═════ GIVEN RECORDS

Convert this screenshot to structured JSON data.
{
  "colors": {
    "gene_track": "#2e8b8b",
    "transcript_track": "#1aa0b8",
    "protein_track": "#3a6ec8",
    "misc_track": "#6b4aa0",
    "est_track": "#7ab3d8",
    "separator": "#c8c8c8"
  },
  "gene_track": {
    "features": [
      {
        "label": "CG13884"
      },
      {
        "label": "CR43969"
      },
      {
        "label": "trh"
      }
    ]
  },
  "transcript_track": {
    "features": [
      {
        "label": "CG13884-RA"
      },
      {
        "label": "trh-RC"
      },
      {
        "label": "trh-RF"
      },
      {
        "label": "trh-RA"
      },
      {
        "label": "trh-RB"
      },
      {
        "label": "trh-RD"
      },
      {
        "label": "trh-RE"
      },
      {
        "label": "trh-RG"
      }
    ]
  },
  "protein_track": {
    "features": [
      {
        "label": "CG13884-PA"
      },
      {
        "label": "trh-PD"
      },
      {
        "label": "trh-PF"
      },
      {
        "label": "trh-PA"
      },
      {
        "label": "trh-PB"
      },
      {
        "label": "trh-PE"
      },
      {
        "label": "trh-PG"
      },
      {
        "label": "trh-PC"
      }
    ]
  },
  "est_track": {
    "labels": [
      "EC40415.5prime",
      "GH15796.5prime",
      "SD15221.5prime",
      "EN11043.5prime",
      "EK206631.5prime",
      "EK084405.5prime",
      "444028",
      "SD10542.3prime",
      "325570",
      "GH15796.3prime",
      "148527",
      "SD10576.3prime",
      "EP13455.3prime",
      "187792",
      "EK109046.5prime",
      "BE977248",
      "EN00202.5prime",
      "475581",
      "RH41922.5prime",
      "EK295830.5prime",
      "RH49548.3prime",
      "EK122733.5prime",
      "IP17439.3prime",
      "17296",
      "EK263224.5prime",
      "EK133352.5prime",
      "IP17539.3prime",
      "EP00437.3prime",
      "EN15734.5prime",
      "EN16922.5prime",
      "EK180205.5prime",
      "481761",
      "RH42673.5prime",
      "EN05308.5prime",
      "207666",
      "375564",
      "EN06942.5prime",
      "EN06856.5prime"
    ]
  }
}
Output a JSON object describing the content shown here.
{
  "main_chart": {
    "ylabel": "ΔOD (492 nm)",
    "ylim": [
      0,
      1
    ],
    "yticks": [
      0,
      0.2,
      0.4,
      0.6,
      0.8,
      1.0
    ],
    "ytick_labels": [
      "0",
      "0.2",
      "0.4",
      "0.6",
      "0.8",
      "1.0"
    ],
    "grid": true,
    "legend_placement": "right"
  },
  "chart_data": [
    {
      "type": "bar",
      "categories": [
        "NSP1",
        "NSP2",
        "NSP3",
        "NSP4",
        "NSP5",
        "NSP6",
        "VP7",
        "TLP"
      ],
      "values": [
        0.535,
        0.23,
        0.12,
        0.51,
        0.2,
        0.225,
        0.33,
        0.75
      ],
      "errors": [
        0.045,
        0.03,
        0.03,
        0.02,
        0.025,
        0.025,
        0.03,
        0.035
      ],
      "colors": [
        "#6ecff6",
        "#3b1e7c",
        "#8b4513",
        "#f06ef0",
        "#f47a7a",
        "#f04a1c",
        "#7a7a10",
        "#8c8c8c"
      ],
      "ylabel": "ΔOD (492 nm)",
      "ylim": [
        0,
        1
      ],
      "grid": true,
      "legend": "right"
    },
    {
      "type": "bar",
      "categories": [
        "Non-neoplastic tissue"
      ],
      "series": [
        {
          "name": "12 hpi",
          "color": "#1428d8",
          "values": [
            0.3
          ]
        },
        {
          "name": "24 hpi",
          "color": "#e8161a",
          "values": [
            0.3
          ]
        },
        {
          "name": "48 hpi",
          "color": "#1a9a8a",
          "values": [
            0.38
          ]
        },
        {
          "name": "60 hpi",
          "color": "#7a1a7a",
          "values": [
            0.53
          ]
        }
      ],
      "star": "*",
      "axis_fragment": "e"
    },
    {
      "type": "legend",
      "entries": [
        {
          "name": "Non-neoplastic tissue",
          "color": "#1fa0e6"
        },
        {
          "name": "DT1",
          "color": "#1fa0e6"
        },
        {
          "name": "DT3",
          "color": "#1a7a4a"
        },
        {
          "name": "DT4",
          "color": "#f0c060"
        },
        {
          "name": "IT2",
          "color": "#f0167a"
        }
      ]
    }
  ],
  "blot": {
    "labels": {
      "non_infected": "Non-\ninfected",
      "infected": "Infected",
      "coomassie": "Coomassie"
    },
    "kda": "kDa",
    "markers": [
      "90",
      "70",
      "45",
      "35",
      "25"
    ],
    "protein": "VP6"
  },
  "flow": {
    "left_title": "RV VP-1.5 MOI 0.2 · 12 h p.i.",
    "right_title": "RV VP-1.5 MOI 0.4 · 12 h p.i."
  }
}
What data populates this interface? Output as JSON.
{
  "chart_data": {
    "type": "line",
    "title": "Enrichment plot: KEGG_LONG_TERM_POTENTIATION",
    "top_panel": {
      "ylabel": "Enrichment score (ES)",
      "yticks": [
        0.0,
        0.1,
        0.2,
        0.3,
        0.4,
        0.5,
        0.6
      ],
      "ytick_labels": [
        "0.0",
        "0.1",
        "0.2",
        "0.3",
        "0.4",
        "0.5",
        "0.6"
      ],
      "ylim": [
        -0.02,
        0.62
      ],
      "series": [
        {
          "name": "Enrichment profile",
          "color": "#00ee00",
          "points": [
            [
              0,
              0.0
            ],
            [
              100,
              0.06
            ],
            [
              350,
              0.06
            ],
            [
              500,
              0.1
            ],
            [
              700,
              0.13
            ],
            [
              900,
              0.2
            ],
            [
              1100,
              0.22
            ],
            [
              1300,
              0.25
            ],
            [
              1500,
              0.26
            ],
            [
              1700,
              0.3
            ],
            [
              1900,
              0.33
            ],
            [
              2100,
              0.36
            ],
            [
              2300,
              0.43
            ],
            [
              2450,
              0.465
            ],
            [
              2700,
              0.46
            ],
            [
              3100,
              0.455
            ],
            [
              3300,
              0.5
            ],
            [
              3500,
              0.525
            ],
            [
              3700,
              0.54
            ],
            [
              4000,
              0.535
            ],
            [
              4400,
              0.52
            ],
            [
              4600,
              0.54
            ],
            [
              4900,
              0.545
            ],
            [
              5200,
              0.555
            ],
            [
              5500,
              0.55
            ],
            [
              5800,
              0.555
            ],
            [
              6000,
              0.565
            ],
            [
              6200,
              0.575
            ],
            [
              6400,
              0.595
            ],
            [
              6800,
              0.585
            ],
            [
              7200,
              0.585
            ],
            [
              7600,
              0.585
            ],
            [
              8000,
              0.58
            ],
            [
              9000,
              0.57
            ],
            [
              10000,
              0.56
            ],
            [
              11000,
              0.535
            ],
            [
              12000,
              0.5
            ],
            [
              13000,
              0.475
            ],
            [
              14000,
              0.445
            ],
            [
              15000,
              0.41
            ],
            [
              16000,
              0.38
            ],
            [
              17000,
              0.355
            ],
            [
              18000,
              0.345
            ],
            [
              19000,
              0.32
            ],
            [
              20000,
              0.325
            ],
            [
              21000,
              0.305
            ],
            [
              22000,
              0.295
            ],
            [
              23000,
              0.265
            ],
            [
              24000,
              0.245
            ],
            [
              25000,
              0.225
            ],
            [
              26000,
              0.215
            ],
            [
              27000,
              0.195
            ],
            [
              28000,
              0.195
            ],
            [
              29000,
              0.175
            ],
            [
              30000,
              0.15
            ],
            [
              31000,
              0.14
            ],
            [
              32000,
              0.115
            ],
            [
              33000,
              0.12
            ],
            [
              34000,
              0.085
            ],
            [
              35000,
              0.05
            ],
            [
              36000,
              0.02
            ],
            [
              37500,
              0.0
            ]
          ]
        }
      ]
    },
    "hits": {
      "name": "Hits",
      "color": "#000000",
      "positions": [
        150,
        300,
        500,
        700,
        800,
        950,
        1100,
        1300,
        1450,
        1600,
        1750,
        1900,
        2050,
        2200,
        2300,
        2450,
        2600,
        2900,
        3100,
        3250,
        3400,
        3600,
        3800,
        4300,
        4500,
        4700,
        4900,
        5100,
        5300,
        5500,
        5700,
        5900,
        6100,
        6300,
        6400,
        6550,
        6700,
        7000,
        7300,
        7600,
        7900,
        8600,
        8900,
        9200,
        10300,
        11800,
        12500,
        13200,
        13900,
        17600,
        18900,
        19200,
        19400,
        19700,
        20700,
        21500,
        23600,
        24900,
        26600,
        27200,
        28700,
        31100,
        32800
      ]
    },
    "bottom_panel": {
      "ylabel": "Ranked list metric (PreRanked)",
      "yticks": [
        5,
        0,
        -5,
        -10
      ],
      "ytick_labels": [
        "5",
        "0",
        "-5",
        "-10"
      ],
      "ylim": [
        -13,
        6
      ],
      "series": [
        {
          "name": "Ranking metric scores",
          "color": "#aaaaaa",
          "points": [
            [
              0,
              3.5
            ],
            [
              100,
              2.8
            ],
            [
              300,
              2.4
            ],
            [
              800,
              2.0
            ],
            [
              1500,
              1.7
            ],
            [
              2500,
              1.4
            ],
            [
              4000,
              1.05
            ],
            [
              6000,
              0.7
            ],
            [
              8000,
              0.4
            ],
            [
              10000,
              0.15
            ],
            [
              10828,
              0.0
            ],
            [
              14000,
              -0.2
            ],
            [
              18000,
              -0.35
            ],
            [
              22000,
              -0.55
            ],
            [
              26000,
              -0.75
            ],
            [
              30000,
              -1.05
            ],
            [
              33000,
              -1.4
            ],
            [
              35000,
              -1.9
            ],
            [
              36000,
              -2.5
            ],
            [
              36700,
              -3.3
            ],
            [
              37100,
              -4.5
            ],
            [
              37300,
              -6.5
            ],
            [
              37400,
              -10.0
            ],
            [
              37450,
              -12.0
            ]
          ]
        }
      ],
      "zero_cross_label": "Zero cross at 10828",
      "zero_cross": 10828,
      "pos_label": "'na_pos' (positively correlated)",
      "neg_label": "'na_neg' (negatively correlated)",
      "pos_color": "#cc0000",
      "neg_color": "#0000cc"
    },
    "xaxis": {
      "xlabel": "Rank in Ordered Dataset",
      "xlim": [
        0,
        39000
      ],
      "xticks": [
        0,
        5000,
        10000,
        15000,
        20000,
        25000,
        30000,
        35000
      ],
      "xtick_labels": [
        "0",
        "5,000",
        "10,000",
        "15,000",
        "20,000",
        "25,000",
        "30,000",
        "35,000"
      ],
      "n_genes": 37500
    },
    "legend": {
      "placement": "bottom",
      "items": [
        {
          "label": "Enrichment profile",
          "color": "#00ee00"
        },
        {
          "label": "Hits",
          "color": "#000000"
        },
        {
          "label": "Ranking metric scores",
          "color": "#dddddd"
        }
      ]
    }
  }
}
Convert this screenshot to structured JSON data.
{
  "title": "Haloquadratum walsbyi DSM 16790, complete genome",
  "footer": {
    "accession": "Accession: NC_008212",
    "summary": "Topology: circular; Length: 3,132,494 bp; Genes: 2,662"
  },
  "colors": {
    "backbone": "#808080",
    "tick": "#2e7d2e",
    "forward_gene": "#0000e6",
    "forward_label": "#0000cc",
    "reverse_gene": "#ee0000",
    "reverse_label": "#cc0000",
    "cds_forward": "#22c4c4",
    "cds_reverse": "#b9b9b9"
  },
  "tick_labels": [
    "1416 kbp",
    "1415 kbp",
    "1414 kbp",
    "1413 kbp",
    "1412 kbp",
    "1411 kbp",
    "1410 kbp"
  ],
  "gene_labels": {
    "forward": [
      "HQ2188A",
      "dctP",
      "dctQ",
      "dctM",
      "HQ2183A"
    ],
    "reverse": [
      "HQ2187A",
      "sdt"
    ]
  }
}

══════════

Each line in the records above that contains the word "Enrichment" must be copied.

    "title": "Enrichment plot: KEGG_LONG_TERM_POTENTIATION",
      "ylabel": "Enrichment score (ES)",
          "name": "Enrichment profile",
          "label": "Enrichment profile",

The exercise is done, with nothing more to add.